Entries from a dataset:
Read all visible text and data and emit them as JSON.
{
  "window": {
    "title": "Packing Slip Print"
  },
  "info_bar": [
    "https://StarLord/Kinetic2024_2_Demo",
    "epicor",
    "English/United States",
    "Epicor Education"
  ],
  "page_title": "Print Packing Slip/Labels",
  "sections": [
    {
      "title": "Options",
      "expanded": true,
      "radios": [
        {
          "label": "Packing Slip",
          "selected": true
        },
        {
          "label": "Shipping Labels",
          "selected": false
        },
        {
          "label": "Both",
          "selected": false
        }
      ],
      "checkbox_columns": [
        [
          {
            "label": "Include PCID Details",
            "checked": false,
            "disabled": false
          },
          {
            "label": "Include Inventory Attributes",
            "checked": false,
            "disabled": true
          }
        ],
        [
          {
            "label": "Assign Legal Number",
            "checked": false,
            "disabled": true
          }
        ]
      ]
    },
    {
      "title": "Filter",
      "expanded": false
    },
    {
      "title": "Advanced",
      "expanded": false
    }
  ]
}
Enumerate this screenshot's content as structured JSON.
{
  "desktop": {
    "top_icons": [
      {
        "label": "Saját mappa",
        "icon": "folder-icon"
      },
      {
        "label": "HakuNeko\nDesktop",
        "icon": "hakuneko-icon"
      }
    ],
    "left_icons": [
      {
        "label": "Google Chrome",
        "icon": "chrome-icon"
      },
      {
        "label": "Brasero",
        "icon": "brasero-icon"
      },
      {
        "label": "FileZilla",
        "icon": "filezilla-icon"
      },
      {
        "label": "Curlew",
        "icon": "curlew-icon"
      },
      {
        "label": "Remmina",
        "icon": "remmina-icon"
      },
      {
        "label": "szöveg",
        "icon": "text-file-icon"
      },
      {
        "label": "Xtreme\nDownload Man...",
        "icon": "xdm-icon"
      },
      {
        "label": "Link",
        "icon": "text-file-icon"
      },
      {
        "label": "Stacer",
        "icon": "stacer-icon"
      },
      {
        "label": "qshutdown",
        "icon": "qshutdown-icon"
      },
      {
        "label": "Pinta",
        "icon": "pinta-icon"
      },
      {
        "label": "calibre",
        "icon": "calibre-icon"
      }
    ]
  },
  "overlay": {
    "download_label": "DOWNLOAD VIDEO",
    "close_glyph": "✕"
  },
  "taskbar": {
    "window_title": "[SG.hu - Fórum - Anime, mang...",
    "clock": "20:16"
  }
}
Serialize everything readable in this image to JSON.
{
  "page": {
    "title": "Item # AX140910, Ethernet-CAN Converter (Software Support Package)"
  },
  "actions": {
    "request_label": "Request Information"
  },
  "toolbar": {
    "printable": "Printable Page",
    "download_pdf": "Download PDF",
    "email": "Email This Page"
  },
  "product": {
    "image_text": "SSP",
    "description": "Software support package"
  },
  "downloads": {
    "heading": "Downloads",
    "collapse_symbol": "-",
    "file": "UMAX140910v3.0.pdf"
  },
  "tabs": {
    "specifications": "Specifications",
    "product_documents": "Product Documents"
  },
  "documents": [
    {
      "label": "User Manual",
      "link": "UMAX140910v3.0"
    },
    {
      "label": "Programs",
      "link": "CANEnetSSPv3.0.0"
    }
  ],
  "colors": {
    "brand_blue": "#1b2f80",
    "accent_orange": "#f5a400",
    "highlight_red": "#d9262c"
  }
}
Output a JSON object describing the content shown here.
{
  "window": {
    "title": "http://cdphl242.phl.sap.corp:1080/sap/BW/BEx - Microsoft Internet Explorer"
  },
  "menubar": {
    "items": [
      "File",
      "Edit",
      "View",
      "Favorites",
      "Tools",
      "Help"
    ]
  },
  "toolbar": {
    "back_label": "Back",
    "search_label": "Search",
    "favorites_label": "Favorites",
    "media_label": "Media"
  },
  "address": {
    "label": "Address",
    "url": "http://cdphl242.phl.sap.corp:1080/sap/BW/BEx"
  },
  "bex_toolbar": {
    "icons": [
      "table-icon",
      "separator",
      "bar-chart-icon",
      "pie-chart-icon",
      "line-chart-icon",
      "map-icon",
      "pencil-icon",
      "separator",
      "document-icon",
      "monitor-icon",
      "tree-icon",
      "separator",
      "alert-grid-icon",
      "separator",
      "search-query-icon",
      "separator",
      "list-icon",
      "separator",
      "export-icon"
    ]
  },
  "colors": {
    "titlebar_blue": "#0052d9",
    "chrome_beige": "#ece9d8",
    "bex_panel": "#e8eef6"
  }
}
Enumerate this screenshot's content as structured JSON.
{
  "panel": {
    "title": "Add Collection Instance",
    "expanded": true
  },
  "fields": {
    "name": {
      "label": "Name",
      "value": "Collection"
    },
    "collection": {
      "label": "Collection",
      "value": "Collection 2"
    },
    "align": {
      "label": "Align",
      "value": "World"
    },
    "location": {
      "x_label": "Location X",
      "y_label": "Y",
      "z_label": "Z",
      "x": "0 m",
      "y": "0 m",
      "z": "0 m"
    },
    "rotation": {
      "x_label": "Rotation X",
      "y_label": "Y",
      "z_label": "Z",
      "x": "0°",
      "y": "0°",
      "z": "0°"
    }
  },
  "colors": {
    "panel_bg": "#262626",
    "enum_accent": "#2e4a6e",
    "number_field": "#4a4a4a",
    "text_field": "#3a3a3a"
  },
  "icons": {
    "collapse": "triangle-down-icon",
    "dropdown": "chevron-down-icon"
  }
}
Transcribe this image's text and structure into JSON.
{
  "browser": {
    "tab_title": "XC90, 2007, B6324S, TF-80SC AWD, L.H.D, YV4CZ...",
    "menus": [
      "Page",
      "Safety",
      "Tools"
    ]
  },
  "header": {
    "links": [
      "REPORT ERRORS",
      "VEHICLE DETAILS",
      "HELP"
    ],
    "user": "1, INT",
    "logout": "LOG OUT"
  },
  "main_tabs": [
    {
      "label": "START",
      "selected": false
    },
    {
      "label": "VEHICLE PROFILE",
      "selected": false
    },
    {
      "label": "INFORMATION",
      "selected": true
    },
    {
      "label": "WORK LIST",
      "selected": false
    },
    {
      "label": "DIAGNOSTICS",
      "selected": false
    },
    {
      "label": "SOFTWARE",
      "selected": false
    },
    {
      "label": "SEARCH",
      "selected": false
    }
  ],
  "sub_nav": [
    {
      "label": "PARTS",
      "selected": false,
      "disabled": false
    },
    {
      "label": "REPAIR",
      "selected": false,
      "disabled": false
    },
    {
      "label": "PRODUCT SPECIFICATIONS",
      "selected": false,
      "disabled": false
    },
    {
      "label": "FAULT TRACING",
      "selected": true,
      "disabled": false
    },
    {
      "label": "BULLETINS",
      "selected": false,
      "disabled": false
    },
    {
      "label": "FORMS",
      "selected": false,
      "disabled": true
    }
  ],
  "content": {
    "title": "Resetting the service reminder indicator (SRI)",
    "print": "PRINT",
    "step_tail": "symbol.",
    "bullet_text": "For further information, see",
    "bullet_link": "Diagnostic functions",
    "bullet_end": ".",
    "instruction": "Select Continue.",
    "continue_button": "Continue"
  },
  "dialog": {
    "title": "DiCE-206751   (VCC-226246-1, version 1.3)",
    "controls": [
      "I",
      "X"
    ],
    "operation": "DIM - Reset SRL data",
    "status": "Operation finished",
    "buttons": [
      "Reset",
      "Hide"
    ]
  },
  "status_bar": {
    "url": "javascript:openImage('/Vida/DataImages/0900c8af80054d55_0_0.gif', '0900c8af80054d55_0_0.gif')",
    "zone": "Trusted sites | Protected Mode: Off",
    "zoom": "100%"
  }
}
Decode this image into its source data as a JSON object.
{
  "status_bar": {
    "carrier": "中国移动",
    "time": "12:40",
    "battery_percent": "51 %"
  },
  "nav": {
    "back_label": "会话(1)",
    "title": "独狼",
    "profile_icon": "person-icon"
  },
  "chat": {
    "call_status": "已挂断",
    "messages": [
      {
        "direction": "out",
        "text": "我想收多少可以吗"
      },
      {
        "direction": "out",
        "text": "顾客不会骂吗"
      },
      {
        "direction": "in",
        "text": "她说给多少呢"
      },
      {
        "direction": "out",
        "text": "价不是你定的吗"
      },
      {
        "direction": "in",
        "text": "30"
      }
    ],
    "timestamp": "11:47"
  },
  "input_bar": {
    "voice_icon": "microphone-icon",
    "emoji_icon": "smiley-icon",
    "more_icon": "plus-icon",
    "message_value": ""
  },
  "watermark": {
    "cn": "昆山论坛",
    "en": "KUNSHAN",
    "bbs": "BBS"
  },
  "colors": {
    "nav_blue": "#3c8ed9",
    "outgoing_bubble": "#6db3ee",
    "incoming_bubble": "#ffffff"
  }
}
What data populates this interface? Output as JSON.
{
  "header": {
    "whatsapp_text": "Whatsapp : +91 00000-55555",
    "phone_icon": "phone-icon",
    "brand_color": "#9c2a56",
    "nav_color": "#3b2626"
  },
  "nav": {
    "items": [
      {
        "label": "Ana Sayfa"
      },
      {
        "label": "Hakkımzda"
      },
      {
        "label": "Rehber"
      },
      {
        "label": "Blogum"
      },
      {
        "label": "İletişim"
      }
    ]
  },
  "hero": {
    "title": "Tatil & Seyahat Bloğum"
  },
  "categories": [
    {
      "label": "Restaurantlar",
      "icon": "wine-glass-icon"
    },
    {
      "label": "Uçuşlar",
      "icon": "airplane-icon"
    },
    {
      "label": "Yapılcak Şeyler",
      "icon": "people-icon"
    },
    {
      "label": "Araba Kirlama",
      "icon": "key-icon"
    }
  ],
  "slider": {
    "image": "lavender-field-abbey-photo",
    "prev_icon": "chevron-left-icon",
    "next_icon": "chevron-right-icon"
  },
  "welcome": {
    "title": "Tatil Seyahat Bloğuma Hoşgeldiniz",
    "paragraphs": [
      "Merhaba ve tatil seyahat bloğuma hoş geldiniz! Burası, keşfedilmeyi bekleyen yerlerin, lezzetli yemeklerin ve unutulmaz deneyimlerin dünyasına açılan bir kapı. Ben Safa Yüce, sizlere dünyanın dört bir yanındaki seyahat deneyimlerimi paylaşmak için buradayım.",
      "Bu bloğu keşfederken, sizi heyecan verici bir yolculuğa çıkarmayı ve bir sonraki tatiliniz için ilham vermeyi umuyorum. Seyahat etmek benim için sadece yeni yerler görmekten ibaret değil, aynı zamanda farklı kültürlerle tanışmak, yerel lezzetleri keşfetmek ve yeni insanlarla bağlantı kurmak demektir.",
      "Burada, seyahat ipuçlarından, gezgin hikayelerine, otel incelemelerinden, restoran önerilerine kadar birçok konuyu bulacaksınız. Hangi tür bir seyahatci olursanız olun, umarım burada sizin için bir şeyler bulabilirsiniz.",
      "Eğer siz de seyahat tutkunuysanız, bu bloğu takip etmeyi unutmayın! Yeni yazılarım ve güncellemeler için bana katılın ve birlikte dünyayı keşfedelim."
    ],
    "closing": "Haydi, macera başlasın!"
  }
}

▶ _Exercise description_
Where a line of the material above holds the string "corp", copy that line.

▶ _Exercise result_
    "title": "http://cdphl242.phl.sap.corp:1080/sap/BW/BEx - Microsoft Internet Explorer"
    "url": "http://cdphl242.phl.sap.corp:1080/sap/BW/BEx"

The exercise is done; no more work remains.